**The request:** Can the data below be echoed back word for word?

(Figure contents as structured data)
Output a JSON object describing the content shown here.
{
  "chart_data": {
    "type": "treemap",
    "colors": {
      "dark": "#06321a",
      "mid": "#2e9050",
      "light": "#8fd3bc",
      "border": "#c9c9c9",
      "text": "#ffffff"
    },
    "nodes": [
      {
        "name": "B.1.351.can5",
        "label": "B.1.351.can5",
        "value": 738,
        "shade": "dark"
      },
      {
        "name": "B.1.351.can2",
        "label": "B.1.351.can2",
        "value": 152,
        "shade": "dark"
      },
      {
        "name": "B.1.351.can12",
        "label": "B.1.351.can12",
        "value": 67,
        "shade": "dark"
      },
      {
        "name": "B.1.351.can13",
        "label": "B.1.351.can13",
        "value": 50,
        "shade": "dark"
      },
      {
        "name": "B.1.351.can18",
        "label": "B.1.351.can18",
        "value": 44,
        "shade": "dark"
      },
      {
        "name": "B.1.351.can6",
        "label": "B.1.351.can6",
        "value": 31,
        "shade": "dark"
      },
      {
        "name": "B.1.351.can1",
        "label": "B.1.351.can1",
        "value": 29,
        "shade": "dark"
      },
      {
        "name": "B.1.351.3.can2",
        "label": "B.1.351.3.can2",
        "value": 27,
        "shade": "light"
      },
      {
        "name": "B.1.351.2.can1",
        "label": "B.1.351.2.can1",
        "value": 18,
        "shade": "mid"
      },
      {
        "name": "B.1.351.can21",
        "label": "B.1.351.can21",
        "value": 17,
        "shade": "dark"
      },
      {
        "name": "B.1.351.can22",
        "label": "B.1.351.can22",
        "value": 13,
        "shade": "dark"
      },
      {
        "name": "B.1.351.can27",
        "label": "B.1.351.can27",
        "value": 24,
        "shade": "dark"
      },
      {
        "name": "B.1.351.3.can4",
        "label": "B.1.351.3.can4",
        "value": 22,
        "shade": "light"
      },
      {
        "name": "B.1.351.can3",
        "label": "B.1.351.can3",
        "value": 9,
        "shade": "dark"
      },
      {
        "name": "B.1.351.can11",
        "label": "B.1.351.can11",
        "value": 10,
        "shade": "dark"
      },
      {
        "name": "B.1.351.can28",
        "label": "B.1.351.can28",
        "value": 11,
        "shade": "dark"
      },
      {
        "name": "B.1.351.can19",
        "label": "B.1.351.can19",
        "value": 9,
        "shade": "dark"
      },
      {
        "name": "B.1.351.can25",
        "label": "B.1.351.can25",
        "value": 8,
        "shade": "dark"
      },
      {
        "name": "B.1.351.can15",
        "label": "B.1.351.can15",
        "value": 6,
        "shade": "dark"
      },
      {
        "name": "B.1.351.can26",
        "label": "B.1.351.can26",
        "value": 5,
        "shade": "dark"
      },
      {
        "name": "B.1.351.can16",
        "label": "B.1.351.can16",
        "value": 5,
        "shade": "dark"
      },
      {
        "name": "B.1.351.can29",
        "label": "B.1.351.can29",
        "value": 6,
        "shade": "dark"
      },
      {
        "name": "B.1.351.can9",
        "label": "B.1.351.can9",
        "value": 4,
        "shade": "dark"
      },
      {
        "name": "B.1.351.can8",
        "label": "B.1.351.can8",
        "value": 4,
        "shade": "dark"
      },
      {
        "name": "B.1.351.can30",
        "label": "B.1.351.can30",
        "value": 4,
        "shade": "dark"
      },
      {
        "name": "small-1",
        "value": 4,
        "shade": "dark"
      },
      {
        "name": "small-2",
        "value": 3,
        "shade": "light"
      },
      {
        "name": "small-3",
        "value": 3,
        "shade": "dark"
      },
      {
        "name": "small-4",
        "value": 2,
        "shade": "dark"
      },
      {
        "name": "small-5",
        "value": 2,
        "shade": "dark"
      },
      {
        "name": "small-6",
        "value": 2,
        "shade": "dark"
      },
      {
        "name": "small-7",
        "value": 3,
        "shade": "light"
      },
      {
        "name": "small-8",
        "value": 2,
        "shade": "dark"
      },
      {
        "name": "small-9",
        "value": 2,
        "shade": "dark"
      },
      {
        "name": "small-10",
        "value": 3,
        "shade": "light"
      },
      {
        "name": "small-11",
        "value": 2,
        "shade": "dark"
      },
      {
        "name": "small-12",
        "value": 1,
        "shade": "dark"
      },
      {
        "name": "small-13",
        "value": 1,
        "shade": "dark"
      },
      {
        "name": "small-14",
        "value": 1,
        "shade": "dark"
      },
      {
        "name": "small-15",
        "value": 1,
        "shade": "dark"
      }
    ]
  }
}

**Answer to this task:**
Output a JSON object describing the content shown here.
{
  "chart_data": {
    "type": "treemap",
    "colors": {
      "dark": "#06321a",
      "mid": "#2e9050",
      "light": "#8fd3bc",
      "border": "#c9c9c9",
      "text": "#ffffff"
    },
    "nodes": [
      {
        "name": "B.1.351.can5",
        "label": "B.1.351.can5",
        "value": 738,
        "shade": "dark"
      },
      {
        "name": "B.1.351.can2",
        "label": "B.1.351.can2",
        "value": 152,
        "shade": "dark"
      },
      {
        "name": "B.1.351.can12",
        "label": "B.1.351.can12",
        "value": 67,
        "shade": "dark"
      },
      {
        "name": "B.1.351.can13",
        "label": "B.1.351.can13",
        "value": 50,
        "shade": "dark"
      },
      {
        "name": "B.1.351.can18",
        "label": "B.1.351.can18",
        "value": 44,
        "shade": "dark"
      },
      {
        "name": "B.1.351.can6",
        "label": "B.1.351.can6",
        "value": 31,
        "shade": "dark"
      },
      {
        "name": "B.1.351.can1",
        "label": "B.1.351.can1",
        "value": 29,
        "shade": "dark"
      },
      {
        "name": "B.1.351.3.can2",
        "label": "B.1.351.3.can2",
        "value": 27,
        "shade": "light"
      },
      {
        "name": "B.1.351.2.can1",
        "label": "B.1.351.2.can1",
        "value": 18,
        "shade": "mid"
      },
      {
        "name": "B.1.351.can21",
        "label": "B.1.351.can21",
        "value": 17,
        "shade": "dark"
      },
      {
        "name": "B.1.351.can22",
        "label": "B.1.351.can22",
        "value": 13,
        "shade": "dark"
      },
      {
        "name": "B.1.351.can27",
        "label": "B.1.351.can27",
        "value": 24,
        "shade": "dark"
      },
      {
        "name": "B.1.351.3.can4",
        "label": "B.1.351.3.can4",
        "value": 22,
        "shade": "light"
      },
      {
        "name": "B.1.351.can3",
        "label": "B.1.351.can3",
        "value": 9,
        "shade": "dark"
      },
      {
        "name": "B.1.351.can11",
        "label": "B.1.351.can11",
        "value": 10,
        "shade": "dark"
      },
      {
        "name": "B.1.351.can28",
        "label": "B.1.351.can28",
        "value": 11,
        "shade": "dark"
      },
      {
        "name": "B.1.351.can19",
        "label": "B.1.351.can19",
        "value": 9,
        "shade": "dark"
      },
      {
        "name": "B.1.351.can25",
        "label": "B.1.351.can25",
        "value": 8,
        "shade": "dark"
      },
      {
        "name": "B.1.351.can15",
        "label": "B.1.351.can15",
        "value": 6,
        "shade": "dark"
      },
      {
        "name": "B.1.351.can26",
        "label": "B.1.351.can26",
        "value": 5,
        "shade": "dark"
      },
      {
        "name": "B.1.351.can16",
        "label": "B.1.351.can16",
        "value": 5,
        "shade": "dark"
      },
      {
        "name": "B.1.351.can29",
        "label": "B.1.351.can29",
        "value": 6,
        "shade": "dark"
      },
      {
        "name": "B.1.351.can9",
        "label": "B.1.351.can9",
        "value": 4,
        "shade": "dark"
      },
      {
        "name": "B.1.351.can8",
        "label": "B.1.351.can8",
        "value": 4,
        "shade": "dark"
      },
      {
        "name": "B.1.351.can30",
        "label": "B.1.351.can30",
        "value": 4,
        "shade": "dark"
      },
      {
        "name": "small-1",
        "value": 4,
        "shade": "dark"
      },
      {
        "name": "small-2",
        "value": 3,
        "shade": "light"
      },
      {
        "name": "small-3",
        "value": 3,
        "shade": "dark"
      },
      {
        "name": "small-4",
        "value": 2,
        "shade": "dark"
      },
      {
        "name": "small-5",
        "value": 2,
        "shade": "dark"
      },
      {
        "name": "small-6",
        "value": 2,
        "shade": "dark"
      },
      {
        "name": "small-7",
        "value": 3,
        "shade": "light"
      },
      {
        "name": "small-8",
        "value": 2,
        "shade": "dark"
      },
      {
        "name": "small-9",
        "value": 2,
        "shade": "dark"
      },
      {
        "name": "small-10",
        "value": 3,
        "shade": "light"
      },
      {
        "name": "small-11",
        "value": 2,
        "shade": "dark"
      },
      {
        "name": "small-12",
        "value": 1,
        "shade": "dark"
      },
      {
        "name": "small-13",
        "value": 1,
        "shade": "dark"
      },
      {
        "name": "small-14",
        "value": 1,
        "shade": "dark"
      },
      {
        "name": "small-15",
        "value": 1,
        "shade": "dark"
      }
    ]
  }
}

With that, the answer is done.